> WORK TO DO
Repeat every line of the items below word for word, leaving out the pictures.
▬▬▬▬▬▬
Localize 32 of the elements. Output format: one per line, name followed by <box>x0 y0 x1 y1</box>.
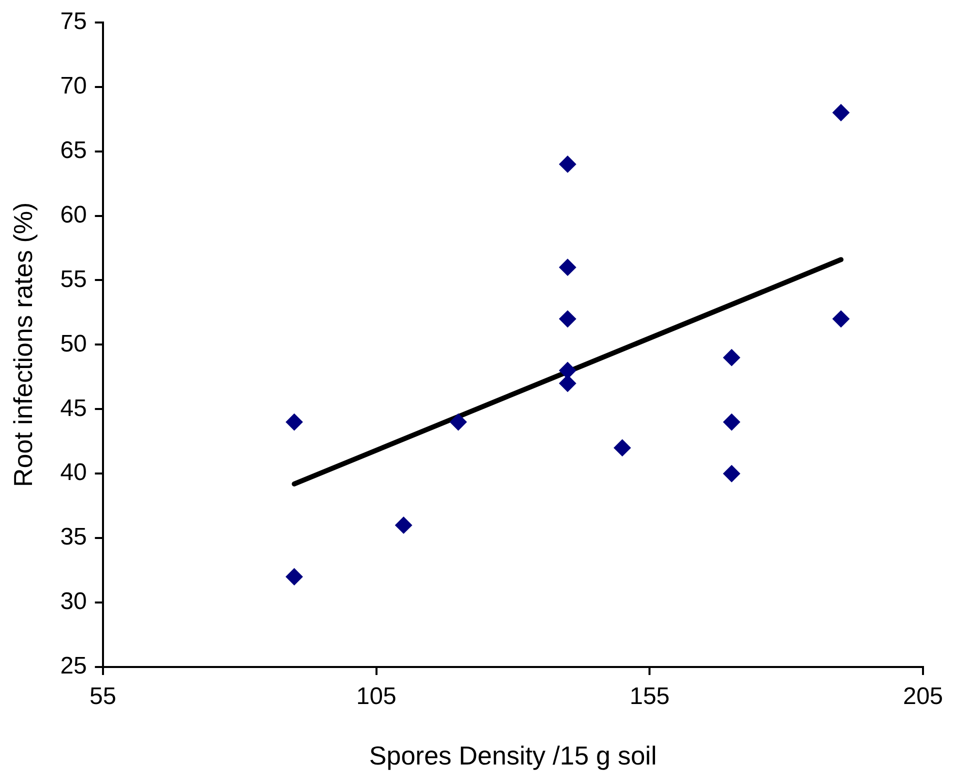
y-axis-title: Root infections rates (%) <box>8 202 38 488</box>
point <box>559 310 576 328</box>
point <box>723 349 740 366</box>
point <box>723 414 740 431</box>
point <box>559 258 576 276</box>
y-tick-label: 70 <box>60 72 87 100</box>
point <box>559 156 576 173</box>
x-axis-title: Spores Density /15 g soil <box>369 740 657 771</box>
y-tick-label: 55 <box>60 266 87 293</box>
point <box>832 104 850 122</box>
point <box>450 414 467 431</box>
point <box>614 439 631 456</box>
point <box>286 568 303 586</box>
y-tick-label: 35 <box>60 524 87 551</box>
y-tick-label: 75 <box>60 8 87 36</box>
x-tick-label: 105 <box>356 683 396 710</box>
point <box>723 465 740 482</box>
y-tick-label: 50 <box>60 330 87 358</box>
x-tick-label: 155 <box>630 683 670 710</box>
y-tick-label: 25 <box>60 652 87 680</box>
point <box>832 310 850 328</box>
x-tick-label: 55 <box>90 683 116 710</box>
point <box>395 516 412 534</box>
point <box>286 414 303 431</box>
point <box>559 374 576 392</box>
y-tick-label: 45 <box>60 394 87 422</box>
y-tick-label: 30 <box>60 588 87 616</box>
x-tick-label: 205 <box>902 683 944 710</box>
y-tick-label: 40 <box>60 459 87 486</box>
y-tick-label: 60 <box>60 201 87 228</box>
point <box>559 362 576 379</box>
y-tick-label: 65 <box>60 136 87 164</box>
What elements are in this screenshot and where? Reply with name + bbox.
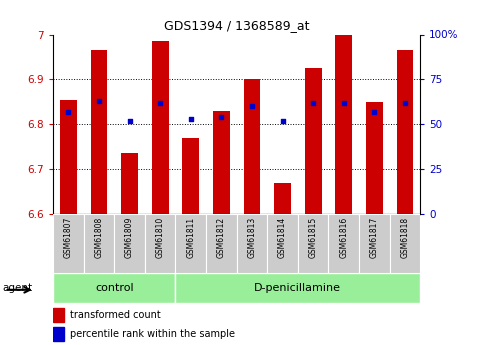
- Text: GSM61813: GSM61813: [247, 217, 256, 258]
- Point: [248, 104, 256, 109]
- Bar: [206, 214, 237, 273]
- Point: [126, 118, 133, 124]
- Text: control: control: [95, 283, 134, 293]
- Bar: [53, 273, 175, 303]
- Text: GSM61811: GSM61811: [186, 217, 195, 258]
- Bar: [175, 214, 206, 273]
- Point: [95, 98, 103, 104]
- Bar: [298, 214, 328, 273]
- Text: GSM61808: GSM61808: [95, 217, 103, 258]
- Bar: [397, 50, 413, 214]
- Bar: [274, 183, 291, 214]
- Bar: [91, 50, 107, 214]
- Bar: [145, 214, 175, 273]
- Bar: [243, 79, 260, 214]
▬▬▬▬▬▬
> FULL SOLUTION
Localize 32 of the elements. Output format: one per line, name followed by <box>x0 y0 x1 y1</box>.
y-axis-title: Root infections rates (%) <box>8 202 38 488</box>
point <box>559 310 576 328</box>
point <box>723 349 740 366</box>
point <box>723 414 740 431</box>
point <box>559 258 576 276</box>
y-tick-label: 70 <box>60 72 87 100</box>
point <box>559 156 576 173</box>
x-axis-title: Spores Density /15 g soil <box>369 740 657 771</box>
y-tick-label: 55 <box>60 266 87 293</box>
point <box>832 104 850 122</box>
point <box>450 414 467 431</box>
point <box>614 439 631 456</box>
point <box>286 568 303 586</box>
y-tick-label: 35 <box>60 524 87 551</box>
y-tick-label: 75 <box>60 8 87 36</box>
x-tick-label: 105 <box>356 683 396 710</box>
point <box>723 465 740 482</box>
y-tick-label: 50 <box>60 330 87 358</box>
x-tick-label: 155 <box>630 683 670 710</box>
y-tick-label: 25 <box>60 652 87 680</box>
point <box>832 310 850 328</box>
x-tick-label: 55 <box>90 683 116 710</box>
point <box>395 516 412 534</box>
point <box>286 414 303 431</box>
point <box>559 374 576 392</box>
y-tick-label: 45 <box>60 394 87 422</box>
y-tick-label: 30 <box>60 588 87 616</box>
x-tick-label: 205 <box>902 683 944 710</box>
y-tick-label: 40 <box>60 459 87 486</box>
y-tick-label: 60 <box>60 201 87 228</box>
point <box>559 362 576 379</box>
y-tick-label: 65 <box>60 136 87 164</box>
What elements are in this screenshot and where? Reply with name + bbox.
- Text: GSM61813: GSM61813: [247, 217, 256, 258]
- Point: [248, 104, 256, 109]
- Bar: [206, 214, 237, 273]
- Point: [126, 118, 133, 124]
- Text: control: control: [95, 283, 134, 293]
- Bar: [53, 273, 175, 303]
- Text: GSM61811: GSM61811: [186, 217, 195, 258]
- Bar: [175, 214, 206, 273]
- Point: [95, 98, 103, 104]
- Bar: [298, 214, 328, 273]
- Text: GSM61808: GSM61808: [95, 217, 103, 258]
- Bar: [397, 50, 413, 214]
- Bar: [274, 183, 291, 214]
- Bar: [91, 50, 107, 214]
- Bar: [145, 214, 175, 273]
- Bar: [243, 79, 260, 214]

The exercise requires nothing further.